Gather all lines in the entries below that include the word "Force".

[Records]
- - - - -
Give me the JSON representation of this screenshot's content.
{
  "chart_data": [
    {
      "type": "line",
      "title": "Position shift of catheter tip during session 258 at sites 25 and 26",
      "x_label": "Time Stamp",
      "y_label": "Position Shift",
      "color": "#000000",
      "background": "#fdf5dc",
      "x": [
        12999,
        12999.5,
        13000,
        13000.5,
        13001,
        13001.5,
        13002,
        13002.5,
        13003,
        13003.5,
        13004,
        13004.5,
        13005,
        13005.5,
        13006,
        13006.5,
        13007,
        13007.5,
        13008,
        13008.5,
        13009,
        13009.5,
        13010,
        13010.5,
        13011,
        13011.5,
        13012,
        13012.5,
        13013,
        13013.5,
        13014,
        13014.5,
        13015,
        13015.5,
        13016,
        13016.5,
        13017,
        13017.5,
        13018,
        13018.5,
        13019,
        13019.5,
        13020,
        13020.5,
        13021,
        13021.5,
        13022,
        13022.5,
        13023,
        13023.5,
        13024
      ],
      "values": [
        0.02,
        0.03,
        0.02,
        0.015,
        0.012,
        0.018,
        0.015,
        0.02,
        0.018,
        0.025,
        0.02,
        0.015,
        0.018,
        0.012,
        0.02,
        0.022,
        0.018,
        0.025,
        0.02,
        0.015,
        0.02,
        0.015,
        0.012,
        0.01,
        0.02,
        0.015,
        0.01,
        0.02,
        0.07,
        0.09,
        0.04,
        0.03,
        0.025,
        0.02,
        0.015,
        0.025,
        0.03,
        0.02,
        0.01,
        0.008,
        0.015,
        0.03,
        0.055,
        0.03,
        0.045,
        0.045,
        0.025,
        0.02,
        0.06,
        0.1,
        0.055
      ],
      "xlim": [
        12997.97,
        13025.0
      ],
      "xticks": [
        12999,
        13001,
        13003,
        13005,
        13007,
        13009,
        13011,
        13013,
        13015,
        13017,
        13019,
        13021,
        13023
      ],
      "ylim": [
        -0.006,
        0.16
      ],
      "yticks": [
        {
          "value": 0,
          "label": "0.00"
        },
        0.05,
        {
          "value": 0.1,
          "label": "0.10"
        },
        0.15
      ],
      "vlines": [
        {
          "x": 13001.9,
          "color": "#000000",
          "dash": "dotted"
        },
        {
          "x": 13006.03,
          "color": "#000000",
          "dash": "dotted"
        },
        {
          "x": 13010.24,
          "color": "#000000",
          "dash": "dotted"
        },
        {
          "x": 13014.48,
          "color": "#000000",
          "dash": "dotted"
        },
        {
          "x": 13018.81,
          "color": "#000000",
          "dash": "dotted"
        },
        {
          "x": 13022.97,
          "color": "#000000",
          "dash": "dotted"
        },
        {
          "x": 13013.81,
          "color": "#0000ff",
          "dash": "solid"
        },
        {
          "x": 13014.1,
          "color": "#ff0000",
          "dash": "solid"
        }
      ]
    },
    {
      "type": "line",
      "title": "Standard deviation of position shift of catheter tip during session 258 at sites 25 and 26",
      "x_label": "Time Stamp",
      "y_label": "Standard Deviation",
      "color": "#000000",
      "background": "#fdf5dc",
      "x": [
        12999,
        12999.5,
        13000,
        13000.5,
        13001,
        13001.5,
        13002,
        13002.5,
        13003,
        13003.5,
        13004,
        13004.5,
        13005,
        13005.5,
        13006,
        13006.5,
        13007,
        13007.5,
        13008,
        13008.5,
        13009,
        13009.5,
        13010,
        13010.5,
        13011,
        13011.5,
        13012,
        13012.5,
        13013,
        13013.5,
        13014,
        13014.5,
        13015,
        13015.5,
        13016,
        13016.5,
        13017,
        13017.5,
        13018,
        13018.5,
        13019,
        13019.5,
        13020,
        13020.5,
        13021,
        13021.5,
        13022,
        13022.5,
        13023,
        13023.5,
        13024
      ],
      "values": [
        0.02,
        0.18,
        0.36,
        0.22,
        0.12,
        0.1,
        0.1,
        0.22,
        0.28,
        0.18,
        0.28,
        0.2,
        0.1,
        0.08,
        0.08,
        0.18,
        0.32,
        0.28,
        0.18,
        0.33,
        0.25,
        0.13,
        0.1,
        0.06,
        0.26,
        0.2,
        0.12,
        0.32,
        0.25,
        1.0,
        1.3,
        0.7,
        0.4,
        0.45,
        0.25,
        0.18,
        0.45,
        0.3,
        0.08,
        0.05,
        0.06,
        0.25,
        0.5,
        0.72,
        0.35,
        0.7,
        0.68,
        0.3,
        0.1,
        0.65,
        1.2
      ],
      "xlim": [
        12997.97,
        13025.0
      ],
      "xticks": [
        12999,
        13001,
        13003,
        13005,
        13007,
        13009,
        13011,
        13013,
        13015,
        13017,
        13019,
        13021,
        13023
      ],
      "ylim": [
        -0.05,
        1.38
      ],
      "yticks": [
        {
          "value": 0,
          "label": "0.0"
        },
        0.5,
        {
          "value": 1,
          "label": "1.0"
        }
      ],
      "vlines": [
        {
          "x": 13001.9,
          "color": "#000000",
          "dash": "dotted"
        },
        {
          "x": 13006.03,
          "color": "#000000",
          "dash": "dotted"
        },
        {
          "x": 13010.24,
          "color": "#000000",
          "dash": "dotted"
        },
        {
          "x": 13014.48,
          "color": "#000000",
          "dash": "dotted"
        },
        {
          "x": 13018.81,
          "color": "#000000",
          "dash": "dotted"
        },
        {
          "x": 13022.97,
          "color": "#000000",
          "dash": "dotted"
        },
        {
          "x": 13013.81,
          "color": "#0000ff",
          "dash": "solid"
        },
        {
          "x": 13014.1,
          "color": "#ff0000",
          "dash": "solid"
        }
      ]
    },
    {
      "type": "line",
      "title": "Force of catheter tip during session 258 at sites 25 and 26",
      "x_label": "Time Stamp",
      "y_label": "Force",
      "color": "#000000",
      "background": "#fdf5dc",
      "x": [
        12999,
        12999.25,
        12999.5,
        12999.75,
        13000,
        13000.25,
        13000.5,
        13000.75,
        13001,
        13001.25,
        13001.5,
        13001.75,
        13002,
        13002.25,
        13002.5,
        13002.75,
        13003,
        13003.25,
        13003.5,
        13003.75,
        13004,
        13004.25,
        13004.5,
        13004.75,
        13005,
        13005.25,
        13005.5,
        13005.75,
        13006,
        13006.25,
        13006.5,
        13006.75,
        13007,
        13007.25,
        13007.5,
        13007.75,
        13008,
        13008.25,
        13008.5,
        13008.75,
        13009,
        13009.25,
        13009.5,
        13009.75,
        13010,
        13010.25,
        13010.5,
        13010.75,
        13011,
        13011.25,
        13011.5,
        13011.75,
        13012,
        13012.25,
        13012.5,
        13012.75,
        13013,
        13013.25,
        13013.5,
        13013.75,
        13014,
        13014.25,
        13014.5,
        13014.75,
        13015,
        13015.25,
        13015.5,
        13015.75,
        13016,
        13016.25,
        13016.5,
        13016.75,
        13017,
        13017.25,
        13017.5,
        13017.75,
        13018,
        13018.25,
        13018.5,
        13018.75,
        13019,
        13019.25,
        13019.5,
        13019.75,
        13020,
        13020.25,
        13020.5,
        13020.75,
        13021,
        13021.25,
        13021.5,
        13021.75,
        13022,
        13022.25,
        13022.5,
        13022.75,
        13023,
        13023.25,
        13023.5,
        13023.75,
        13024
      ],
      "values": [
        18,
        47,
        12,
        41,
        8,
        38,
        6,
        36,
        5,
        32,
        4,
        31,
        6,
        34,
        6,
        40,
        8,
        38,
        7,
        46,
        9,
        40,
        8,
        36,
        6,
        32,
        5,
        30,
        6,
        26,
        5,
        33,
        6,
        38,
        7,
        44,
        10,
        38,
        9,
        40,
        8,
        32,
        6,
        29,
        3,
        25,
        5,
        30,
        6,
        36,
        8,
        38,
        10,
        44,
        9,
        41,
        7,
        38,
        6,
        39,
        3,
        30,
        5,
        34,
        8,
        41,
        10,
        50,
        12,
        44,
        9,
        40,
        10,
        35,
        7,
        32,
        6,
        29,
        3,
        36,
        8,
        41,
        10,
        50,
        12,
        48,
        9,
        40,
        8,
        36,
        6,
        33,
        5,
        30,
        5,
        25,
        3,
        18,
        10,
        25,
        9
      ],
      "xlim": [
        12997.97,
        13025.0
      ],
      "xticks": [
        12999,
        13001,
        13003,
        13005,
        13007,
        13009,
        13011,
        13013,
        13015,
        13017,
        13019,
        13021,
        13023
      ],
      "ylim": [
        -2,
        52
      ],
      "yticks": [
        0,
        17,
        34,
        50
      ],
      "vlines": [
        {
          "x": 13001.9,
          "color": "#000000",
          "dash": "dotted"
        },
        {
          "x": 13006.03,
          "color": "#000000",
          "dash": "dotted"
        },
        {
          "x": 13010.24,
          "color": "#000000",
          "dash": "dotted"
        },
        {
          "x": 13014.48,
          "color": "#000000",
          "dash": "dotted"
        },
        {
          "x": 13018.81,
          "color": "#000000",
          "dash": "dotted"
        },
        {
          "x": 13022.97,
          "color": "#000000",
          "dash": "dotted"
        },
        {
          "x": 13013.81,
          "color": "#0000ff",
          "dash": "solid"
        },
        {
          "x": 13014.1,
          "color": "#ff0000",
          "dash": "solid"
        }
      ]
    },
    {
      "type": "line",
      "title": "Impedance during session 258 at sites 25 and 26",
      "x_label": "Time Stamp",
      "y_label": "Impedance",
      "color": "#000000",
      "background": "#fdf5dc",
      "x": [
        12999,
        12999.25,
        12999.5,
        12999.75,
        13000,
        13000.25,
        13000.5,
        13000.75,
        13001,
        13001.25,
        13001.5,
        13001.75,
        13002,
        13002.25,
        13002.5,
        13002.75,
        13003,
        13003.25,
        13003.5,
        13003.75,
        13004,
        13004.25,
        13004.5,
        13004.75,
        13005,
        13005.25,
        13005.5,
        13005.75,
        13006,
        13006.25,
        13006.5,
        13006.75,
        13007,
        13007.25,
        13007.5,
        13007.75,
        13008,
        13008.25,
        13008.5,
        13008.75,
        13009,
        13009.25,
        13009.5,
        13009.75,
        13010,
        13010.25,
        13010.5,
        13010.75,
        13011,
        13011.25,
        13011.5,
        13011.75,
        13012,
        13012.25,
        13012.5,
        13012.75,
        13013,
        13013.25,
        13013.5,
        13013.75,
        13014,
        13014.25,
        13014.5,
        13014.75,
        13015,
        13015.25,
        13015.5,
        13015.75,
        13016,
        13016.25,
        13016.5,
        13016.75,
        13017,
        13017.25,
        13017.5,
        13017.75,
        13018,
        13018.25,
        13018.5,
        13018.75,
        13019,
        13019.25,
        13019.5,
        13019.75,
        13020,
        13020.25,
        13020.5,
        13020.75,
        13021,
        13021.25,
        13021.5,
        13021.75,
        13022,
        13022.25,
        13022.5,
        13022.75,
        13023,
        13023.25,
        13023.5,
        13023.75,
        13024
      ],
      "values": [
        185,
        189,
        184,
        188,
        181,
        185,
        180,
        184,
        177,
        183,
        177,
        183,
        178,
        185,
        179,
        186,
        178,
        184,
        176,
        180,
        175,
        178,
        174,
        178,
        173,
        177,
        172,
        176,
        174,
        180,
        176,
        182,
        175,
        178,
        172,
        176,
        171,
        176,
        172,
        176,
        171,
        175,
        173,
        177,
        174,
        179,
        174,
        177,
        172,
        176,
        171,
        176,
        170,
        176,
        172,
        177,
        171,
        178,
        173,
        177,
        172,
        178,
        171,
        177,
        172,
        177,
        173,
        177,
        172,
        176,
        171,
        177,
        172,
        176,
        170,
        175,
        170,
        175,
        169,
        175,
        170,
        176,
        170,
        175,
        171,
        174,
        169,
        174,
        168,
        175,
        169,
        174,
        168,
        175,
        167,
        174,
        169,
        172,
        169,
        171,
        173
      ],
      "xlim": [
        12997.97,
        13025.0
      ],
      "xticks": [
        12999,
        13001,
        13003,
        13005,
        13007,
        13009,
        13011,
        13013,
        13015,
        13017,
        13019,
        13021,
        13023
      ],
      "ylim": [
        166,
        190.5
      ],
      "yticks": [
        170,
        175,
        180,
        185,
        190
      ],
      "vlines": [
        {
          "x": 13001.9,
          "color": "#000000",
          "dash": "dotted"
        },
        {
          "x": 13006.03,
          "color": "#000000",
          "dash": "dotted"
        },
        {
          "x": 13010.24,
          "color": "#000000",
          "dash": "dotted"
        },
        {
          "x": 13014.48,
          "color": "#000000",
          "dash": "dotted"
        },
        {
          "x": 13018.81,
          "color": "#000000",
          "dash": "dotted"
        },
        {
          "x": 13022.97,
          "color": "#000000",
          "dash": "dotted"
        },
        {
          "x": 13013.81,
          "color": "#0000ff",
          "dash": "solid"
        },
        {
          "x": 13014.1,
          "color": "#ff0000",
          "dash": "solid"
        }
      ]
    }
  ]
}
- - - - -
*FINISHED TASK*:
      "title": "Force of catheter tip during session 258 at sites 25 and 26",
      "y_label": "Force",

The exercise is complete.